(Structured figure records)
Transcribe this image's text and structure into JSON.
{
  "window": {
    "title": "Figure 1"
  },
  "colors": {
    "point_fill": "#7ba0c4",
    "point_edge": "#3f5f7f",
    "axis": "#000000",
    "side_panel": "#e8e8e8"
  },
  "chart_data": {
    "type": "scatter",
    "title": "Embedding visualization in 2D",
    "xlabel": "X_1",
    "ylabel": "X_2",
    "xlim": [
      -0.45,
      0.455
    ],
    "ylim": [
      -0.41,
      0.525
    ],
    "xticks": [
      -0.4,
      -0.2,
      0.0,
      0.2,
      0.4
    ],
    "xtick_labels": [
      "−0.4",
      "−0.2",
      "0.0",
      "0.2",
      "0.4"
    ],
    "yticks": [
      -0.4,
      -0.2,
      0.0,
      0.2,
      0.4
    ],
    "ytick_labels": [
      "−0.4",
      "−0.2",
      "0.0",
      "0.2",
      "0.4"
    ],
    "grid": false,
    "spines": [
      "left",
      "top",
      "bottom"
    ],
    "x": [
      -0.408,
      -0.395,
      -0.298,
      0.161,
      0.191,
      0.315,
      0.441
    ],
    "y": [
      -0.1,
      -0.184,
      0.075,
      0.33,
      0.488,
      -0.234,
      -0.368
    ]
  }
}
--
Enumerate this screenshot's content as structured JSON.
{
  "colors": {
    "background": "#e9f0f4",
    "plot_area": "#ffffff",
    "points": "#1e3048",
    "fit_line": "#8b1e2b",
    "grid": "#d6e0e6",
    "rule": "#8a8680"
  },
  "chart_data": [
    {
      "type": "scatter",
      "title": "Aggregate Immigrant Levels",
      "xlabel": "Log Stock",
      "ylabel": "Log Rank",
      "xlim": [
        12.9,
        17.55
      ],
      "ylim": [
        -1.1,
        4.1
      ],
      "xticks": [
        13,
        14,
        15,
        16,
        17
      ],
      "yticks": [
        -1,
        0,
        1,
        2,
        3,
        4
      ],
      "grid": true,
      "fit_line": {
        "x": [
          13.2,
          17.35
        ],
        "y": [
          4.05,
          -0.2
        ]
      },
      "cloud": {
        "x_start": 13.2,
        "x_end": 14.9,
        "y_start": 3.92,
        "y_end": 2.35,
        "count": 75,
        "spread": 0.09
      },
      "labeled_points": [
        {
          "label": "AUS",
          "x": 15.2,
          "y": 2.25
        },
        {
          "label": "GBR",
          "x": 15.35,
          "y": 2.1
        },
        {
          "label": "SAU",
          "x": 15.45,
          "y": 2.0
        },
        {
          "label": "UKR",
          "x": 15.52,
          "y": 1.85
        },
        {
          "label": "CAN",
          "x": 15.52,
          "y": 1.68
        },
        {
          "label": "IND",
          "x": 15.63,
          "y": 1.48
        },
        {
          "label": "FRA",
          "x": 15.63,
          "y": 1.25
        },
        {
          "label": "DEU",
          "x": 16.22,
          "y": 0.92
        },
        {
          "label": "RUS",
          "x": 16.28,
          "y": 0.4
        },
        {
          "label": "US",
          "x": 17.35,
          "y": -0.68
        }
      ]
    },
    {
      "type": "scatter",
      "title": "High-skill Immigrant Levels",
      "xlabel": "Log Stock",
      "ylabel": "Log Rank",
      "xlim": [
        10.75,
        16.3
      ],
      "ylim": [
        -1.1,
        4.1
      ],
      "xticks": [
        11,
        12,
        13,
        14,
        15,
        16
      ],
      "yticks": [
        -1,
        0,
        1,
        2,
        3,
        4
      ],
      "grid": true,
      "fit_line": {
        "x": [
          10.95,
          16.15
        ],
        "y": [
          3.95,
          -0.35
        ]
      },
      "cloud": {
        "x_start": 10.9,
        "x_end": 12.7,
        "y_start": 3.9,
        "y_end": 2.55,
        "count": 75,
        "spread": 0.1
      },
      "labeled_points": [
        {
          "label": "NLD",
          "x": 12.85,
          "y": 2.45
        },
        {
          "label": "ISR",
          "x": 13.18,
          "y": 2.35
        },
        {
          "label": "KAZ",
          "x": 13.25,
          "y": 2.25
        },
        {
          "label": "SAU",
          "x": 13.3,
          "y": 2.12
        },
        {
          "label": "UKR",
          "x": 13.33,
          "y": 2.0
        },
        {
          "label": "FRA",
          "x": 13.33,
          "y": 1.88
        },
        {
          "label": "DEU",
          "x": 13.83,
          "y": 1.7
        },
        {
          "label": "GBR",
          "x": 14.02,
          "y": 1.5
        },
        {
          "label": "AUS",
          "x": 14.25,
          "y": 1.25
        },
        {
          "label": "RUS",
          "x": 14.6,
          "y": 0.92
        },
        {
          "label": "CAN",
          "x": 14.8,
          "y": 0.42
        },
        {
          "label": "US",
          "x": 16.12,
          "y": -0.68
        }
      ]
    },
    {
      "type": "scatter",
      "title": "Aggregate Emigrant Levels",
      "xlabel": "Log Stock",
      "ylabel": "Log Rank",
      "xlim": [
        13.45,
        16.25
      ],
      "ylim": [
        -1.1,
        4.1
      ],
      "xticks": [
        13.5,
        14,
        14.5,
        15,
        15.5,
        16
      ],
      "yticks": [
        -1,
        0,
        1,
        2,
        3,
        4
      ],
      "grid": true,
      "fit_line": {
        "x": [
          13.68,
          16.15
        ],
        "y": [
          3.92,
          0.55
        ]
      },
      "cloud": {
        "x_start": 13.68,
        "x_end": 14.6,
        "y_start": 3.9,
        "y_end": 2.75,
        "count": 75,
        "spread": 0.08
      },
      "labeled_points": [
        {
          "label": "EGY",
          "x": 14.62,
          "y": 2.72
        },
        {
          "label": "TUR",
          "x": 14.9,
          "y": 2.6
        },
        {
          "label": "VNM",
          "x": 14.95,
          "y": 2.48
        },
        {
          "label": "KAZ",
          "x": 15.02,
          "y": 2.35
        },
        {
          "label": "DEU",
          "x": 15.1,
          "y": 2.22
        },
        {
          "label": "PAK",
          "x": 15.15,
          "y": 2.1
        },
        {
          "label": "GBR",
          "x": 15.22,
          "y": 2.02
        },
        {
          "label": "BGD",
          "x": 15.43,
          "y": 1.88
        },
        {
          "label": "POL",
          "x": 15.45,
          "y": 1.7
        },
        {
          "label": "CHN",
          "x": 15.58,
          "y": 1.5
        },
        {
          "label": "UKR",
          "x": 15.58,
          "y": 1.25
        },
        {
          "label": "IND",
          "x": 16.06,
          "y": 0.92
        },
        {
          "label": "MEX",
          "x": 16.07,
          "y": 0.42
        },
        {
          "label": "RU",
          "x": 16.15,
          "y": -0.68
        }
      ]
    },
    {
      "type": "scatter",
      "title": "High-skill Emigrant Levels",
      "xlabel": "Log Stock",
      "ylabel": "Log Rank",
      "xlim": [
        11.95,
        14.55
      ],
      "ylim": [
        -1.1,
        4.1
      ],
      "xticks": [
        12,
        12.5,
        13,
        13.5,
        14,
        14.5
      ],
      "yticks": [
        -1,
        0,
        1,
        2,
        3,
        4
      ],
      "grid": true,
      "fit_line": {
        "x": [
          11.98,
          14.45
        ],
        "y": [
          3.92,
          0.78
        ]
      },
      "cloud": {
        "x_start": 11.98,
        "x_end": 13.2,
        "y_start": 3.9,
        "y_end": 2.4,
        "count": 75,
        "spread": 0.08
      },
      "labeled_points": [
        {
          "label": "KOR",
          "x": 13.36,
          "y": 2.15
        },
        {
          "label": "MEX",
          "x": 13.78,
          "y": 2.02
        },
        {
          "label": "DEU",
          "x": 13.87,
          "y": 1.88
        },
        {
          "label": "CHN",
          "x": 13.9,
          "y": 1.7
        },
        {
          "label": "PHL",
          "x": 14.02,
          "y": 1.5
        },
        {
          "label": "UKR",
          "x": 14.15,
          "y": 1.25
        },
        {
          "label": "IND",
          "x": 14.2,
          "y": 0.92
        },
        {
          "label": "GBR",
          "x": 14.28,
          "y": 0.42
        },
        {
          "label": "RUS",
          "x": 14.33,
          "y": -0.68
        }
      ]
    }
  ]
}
...
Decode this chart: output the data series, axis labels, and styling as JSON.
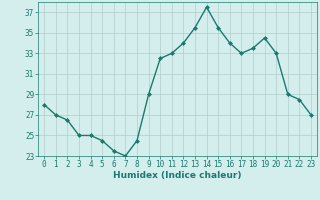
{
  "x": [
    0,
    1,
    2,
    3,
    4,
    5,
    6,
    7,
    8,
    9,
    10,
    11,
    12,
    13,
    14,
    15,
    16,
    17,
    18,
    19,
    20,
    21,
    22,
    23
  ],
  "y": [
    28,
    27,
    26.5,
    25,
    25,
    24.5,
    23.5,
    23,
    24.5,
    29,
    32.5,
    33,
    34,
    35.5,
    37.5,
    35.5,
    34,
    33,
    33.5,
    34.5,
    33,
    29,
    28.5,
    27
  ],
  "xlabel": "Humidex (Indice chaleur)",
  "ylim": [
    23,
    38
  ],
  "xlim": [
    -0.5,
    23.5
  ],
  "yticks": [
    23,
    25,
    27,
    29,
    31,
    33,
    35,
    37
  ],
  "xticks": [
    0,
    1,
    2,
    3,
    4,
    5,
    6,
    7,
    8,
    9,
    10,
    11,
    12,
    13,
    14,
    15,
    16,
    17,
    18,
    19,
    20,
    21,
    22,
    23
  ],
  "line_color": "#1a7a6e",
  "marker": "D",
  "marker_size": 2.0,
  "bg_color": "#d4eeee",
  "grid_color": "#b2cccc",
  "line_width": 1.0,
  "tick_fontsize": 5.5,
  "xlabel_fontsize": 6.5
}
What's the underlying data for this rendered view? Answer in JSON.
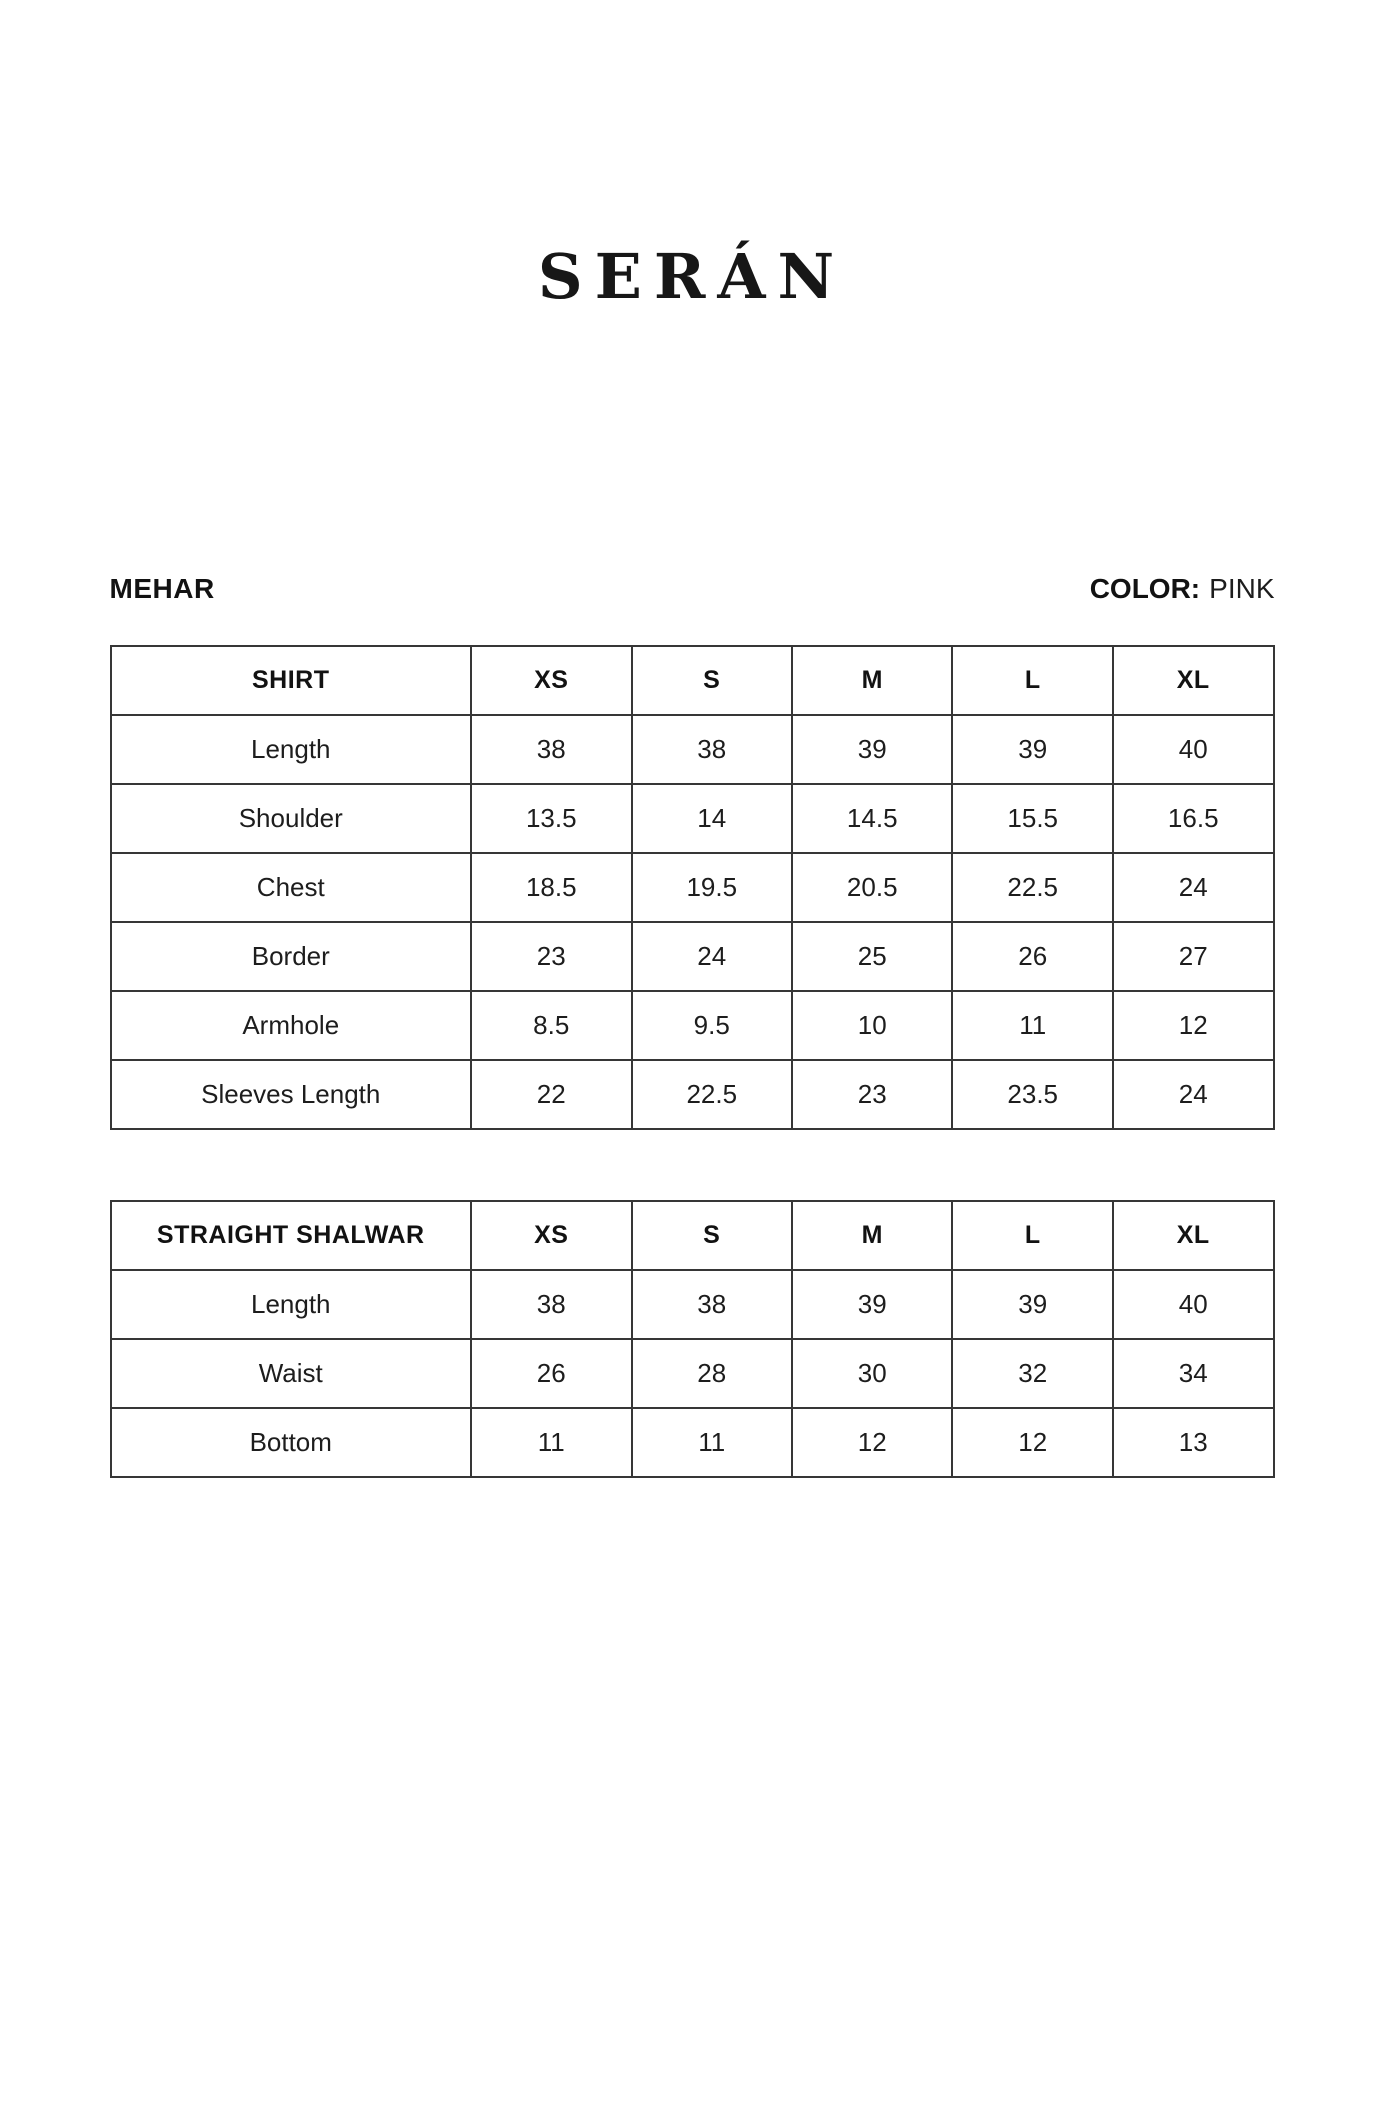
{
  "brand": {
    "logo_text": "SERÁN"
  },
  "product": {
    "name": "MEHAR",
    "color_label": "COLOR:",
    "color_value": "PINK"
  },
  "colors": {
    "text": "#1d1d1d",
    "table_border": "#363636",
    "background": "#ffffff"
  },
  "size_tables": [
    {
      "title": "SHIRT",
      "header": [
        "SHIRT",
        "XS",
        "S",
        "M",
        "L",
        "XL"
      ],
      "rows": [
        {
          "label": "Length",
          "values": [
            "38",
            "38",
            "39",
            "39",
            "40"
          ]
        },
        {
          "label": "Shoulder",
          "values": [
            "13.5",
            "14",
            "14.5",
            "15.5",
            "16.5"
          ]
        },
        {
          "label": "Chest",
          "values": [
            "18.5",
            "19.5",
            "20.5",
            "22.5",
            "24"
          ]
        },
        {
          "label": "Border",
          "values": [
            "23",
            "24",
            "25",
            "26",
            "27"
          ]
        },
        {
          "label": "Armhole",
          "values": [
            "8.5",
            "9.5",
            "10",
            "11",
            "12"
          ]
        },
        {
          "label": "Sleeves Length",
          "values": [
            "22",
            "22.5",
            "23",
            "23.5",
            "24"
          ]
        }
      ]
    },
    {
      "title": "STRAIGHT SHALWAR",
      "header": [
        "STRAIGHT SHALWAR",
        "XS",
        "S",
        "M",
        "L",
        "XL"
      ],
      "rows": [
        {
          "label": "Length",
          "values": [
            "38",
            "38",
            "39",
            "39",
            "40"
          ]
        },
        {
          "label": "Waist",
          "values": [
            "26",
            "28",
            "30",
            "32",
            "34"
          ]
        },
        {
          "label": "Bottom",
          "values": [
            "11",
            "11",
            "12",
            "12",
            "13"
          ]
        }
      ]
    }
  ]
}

Job
Pull out each line of the records holding the string "Immigrant".

Response
      "title": "Aggregate Immigrant Levels",
      "title": "High-skill Immigrant Levels",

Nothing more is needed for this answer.